Data extract:
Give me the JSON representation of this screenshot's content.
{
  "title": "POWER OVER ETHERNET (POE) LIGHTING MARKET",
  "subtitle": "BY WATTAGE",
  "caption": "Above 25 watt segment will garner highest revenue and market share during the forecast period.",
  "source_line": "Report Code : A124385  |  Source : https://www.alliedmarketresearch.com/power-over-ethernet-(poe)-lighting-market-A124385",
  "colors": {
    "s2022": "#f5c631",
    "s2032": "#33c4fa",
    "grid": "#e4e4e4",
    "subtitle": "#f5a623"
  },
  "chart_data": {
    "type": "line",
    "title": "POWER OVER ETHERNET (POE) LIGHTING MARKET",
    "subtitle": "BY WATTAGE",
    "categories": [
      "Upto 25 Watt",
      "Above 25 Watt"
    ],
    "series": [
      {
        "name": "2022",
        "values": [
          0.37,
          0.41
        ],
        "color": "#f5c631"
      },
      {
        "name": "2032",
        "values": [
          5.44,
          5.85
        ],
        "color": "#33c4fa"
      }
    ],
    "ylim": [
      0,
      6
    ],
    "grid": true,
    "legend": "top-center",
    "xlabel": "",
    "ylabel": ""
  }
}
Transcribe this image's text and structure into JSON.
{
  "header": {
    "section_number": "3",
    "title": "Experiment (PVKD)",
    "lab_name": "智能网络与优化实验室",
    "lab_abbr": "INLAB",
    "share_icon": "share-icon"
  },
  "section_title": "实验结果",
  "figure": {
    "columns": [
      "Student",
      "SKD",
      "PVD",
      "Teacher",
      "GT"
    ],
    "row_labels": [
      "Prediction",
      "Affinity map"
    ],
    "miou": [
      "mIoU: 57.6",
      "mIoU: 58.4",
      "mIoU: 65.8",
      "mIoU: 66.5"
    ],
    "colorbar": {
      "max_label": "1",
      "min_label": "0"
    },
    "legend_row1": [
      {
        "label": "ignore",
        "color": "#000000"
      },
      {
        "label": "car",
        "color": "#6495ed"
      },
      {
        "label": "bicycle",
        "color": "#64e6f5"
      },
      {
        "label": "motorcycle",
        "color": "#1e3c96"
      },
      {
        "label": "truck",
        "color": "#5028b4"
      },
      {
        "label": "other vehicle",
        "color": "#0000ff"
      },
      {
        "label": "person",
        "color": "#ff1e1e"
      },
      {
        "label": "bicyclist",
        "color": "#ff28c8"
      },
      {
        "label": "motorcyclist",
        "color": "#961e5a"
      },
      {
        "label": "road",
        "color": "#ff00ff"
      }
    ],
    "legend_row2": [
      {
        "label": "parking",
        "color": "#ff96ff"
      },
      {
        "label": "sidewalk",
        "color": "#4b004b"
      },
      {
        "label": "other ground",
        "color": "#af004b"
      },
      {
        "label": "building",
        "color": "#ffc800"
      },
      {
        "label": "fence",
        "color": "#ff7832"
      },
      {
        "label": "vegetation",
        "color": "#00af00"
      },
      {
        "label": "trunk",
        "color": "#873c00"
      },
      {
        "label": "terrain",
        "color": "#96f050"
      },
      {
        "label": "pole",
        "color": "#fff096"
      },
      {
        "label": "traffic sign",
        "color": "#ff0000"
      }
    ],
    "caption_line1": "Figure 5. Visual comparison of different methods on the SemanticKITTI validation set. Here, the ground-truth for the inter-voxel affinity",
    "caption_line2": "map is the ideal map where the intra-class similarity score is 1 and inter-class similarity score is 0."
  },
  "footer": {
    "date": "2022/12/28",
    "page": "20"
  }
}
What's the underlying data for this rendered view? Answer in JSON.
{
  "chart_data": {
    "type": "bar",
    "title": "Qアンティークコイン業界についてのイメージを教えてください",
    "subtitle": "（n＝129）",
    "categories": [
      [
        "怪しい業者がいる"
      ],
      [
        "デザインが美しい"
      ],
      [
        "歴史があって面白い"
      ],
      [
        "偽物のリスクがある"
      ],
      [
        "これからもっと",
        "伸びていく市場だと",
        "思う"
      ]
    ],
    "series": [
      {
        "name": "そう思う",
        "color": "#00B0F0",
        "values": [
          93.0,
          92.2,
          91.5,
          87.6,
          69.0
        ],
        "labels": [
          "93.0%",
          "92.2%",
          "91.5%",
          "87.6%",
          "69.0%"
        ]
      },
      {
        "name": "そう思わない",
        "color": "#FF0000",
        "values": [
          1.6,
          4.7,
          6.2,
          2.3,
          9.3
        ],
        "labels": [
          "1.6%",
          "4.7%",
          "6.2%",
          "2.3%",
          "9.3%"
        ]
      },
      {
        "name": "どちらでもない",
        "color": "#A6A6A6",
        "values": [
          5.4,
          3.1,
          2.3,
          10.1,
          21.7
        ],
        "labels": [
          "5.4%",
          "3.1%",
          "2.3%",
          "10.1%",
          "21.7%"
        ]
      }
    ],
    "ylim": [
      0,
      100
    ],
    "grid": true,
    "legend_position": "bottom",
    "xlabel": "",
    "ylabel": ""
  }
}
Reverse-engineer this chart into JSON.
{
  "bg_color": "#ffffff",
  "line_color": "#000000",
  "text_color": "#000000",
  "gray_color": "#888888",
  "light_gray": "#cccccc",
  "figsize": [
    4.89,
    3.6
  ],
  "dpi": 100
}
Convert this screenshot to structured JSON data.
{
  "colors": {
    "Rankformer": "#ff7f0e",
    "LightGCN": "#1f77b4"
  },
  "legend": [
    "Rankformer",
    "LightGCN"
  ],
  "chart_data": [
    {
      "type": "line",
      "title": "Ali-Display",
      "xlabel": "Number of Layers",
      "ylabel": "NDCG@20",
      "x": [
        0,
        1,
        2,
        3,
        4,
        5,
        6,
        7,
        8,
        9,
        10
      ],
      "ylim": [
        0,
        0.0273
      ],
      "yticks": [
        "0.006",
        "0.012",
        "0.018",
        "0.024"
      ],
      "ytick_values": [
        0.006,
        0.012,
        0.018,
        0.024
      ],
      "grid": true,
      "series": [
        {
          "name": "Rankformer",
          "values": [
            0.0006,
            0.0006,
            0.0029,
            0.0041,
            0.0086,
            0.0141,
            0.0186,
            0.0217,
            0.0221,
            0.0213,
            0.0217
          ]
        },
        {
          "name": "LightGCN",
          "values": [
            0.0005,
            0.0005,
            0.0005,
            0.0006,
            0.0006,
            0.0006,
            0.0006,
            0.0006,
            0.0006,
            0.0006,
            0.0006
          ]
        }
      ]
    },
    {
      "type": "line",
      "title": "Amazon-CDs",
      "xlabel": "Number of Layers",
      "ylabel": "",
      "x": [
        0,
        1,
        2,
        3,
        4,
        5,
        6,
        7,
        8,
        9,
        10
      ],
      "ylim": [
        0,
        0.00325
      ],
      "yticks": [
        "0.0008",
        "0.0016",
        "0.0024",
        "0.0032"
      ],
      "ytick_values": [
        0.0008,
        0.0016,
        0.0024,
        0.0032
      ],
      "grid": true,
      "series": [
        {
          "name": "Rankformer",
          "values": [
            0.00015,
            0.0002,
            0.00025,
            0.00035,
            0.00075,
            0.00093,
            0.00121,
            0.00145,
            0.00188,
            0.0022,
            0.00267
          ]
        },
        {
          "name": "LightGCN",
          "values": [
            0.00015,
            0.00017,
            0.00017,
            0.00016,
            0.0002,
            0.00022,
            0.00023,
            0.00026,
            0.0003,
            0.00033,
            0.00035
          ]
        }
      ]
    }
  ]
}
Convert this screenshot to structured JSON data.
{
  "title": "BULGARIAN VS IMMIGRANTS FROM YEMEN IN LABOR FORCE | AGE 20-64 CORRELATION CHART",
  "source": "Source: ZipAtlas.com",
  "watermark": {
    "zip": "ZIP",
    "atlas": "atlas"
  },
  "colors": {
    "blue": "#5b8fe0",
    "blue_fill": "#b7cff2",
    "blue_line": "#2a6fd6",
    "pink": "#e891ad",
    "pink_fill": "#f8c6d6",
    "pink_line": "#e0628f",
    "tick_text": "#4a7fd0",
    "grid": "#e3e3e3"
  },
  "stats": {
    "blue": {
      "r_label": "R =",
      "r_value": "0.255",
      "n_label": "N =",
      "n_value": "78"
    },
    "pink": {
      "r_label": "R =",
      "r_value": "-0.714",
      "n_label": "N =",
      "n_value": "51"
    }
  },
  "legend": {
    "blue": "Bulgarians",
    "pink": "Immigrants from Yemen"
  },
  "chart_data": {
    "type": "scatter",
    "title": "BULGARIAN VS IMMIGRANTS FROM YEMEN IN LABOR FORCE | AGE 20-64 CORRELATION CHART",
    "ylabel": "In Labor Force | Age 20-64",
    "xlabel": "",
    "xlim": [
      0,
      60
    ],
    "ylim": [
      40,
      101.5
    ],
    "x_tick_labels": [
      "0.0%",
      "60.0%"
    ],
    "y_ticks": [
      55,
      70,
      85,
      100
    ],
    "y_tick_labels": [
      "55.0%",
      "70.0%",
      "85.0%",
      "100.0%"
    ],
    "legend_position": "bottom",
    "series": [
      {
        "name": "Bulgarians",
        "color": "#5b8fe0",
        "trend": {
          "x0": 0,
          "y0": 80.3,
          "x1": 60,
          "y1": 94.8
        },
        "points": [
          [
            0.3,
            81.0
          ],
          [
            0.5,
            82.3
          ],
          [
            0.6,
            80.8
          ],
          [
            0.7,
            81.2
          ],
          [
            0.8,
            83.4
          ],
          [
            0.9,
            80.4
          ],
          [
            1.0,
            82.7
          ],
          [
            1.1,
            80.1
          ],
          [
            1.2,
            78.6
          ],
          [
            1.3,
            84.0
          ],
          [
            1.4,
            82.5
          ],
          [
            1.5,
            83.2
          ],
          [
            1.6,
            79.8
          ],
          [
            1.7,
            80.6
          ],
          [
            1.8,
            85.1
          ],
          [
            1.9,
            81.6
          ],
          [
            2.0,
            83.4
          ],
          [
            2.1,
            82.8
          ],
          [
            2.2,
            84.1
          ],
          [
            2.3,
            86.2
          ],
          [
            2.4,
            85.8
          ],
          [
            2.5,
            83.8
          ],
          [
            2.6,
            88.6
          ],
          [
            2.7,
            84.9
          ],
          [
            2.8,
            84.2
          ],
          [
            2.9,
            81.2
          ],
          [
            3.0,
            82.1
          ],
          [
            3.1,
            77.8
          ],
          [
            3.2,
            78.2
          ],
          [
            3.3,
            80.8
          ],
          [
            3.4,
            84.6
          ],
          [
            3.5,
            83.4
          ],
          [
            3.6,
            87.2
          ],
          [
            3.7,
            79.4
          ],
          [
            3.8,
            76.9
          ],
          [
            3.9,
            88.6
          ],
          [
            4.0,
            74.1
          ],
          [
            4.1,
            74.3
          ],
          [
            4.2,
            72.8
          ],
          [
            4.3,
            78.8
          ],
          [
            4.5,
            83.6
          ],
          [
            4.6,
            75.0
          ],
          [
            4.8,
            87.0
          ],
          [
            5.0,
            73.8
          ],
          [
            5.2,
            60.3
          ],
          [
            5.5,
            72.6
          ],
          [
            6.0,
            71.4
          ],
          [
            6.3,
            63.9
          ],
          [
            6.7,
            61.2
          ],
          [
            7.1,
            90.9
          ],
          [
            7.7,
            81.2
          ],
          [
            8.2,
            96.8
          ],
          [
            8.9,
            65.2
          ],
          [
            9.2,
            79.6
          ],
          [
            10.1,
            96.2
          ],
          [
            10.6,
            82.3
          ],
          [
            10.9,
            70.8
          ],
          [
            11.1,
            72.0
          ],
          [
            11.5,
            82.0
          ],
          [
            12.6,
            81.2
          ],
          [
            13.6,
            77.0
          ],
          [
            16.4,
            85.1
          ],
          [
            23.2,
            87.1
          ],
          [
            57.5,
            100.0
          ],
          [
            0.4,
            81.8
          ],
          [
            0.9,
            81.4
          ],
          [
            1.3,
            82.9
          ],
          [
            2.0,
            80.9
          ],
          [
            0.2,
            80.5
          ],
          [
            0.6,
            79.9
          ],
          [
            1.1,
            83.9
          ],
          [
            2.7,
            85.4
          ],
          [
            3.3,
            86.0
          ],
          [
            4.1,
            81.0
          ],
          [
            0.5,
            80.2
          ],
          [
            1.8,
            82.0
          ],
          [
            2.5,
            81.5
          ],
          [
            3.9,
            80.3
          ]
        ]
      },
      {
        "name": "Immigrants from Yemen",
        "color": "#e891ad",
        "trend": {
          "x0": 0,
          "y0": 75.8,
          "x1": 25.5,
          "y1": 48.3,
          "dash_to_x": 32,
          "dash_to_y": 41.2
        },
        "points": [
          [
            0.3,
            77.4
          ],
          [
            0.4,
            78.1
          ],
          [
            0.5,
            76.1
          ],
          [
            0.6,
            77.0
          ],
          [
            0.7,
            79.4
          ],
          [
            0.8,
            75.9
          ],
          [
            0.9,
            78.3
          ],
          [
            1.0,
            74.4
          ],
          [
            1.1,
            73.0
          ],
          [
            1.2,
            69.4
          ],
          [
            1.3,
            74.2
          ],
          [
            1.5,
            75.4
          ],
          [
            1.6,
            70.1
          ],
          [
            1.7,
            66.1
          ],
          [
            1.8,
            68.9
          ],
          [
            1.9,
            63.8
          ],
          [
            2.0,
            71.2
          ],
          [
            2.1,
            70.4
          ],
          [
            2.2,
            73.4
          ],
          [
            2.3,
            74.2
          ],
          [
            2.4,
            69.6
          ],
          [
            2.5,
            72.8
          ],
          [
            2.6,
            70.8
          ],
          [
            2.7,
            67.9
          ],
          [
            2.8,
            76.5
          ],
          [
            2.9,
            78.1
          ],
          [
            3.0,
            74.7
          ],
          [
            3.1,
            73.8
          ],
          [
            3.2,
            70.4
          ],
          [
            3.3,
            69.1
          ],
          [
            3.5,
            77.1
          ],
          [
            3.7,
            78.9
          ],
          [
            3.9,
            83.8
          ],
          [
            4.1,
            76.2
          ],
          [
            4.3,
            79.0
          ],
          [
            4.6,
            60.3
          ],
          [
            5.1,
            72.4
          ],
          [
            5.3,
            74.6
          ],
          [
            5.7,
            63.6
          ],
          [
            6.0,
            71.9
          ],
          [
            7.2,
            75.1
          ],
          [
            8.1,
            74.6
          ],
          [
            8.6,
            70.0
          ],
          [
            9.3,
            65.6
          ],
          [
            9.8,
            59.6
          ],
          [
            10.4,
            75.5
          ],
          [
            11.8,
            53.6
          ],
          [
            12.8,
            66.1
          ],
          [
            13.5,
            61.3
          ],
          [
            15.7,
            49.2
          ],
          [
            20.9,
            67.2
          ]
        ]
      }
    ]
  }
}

Goal:
Return every line in the listing that contains the word "type".

Output below:
    "type": "line",
    "type": "bar",
      "type": "line",
      "type": "line",
    "type": "scatter",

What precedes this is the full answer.